→ **What this task involves**
Look through the data below. Collect every line where the word "owner" occurs.

→ **Material for this task**

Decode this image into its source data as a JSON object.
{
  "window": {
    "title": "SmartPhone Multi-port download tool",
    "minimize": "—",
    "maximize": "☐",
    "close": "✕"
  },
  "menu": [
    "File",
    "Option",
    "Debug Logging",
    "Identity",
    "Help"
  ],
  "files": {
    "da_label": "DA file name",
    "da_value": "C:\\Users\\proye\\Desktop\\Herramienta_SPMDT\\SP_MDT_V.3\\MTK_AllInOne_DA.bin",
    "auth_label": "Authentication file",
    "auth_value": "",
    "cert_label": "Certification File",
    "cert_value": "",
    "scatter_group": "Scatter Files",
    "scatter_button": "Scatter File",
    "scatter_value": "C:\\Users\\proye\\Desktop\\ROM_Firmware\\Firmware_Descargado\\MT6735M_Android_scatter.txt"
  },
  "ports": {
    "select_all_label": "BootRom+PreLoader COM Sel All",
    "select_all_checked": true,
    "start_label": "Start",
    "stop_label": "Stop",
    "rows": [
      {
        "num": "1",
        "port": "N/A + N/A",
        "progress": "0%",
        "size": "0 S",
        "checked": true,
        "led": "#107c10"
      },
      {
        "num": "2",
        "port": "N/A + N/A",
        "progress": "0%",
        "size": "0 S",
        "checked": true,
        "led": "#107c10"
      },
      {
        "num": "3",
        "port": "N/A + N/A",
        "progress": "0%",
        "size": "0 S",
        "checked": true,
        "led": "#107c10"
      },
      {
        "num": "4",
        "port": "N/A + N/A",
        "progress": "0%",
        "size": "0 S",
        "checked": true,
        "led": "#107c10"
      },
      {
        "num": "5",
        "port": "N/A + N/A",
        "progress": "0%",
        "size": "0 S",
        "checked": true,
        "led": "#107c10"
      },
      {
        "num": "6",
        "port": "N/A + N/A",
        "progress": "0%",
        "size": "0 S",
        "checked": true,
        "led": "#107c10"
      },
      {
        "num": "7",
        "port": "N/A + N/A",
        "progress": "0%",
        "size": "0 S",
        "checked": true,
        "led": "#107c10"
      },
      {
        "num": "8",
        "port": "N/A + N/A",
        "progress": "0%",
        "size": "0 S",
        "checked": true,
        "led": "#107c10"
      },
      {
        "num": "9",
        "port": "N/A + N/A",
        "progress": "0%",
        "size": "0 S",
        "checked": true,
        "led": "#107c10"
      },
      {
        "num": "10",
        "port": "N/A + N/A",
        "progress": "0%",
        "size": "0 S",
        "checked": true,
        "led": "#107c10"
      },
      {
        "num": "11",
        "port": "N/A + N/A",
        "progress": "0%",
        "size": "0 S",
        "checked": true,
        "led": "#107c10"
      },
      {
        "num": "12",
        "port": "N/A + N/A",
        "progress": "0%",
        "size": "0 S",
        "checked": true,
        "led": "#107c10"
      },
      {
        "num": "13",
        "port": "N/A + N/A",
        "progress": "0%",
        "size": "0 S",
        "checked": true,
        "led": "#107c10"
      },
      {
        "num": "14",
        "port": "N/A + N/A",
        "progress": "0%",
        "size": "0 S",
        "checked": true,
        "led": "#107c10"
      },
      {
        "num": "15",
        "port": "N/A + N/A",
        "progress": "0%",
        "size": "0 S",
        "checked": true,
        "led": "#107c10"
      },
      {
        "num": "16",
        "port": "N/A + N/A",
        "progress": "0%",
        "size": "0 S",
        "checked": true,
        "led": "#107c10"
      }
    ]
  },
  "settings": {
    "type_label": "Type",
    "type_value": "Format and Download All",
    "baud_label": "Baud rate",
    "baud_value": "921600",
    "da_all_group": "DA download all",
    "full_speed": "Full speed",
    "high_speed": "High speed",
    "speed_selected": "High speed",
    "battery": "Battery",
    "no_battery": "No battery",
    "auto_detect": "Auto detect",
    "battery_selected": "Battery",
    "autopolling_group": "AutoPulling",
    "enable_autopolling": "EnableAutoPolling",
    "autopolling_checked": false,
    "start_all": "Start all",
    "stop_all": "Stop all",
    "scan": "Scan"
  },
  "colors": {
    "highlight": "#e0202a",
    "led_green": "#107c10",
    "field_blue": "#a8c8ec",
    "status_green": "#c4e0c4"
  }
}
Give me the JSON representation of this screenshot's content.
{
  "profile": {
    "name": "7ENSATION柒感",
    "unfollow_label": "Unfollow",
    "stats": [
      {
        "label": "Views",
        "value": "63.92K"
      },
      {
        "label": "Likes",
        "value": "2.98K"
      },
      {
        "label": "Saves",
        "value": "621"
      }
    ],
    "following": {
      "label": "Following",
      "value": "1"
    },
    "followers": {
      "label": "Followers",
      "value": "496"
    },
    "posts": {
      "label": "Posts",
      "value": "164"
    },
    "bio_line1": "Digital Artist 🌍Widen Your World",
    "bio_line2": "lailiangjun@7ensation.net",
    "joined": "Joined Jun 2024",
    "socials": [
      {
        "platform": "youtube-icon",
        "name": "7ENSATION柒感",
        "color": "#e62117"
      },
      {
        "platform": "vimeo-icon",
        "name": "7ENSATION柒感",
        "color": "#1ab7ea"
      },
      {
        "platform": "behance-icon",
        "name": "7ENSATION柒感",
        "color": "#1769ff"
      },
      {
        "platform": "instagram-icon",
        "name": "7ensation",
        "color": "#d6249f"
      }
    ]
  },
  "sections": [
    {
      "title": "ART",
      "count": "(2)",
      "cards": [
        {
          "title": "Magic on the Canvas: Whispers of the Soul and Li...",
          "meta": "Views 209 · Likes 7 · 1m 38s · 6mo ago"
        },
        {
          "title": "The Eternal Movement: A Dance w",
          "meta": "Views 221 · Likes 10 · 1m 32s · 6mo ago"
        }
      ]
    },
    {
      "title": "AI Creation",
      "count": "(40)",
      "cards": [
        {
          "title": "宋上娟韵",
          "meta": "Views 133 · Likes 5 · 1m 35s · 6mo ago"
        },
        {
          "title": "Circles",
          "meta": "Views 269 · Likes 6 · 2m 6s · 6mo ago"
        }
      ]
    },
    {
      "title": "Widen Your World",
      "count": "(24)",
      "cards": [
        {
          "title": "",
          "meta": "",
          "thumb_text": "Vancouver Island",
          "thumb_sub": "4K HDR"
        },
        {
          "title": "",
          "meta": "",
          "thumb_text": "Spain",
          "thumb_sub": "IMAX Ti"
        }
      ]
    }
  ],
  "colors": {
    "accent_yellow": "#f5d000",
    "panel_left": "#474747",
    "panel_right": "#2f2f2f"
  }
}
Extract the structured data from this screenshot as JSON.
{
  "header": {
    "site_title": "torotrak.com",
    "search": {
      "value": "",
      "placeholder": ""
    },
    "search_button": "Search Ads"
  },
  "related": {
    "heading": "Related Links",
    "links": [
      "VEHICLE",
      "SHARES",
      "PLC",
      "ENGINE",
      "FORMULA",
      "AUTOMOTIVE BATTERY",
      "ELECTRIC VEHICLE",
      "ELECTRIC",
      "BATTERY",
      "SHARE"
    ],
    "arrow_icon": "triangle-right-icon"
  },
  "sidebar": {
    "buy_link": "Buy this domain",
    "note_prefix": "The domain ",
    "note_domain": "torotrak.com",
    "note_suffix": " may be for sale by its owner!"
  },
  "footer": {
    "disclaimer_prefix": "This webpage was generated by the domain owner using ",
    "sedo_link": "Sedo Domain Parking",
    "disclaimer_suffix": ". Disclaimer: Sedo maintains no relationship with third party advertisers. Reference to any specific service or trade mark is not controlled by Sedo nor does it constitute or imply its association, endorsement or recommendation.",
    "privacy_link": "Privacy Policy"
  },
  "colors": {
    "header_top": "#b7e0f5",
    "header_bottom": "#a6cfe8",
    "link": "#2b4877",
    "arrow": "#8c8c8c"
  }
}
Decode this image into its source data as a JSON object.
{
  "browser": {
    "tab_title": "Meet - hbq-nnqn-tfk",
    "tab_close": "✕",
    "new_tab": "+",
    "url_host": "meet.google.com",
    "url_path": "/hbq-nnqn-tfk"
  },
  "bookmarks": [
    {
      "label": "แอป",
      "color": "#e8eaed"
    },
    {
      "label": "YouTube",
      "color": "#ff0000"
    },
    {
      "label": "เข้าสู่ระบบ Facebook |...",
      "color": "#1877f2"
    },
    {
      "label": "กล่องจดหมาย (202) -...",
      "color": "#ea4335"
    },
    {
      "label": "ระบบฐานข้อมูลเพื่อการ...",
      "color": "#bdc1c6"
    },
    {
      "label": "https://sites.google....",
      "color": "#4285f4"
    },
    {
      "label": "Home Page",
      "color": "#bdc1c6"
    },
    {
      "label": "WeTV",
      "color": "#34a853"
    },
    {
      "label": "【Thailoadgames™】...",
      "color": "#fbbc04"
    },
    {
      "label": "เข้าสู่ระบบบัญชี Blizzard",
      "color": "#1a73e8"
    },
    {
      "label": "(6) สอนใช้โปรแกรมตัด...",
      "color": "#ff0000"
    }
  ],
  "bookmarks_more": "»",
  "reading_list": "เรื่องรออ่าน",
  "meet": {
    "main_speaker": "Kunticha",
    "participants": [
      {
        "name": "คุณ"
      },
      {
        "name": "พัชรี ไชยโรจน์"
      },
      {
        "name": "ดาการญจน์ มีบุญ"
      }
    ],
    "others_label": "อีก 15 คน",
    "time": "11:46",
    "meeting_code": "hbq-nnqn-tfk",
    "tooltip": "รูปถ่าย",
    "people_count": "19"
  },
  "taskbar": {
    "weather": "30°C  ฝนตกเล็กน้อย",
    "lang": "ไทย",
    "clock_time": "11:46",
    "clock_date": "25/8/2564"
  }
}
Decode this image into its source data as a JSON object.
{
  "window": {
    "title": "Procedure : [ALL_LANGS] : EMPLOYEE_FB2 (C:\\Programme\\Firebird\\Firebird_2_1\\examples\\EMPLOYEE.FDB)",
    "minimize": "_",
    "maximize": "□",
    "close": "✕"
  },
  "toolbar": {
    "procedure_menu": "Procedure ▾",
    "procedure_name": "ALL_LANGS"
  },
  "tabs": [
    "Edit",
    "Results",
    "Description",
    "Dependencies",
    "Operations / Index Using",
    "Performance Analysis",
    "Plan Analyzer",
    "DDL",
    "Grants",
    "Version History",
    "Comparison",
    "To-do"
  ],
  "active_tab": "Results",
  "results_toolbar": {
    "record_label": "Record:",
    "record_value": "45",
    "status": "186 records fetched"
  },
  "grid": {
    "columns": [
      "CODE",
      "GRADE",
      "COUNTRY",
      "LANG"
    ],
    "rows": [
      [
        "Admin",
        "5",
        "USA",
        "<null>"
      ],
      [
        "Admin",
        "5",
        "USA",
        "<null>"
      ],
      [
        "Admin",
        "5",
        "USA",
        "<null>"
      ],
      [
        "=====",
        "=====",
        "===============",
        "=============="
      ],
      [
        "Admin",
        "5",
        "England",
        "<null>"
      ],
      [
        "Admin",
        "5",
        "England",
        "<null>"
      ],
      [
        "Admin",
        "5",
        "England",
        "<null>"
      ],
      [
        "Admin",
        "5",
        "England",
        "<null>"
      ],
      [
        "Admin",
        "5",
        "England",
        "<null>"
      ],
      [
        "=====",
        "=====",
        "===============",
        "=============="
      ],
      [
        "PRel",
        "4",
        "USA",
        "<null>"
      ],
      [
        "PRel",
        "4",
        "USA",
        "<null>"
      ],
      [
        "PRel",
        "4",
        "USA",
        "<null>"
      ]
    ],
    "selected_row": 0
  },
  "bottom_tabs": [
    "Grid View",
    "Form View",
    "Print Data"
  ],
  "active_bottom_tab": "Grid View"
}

→ **Reply**
    "note_suffix": " may be for sale by its owner!"
    "disclaimer_prefix": "This webpage was generated by the domain owner using ",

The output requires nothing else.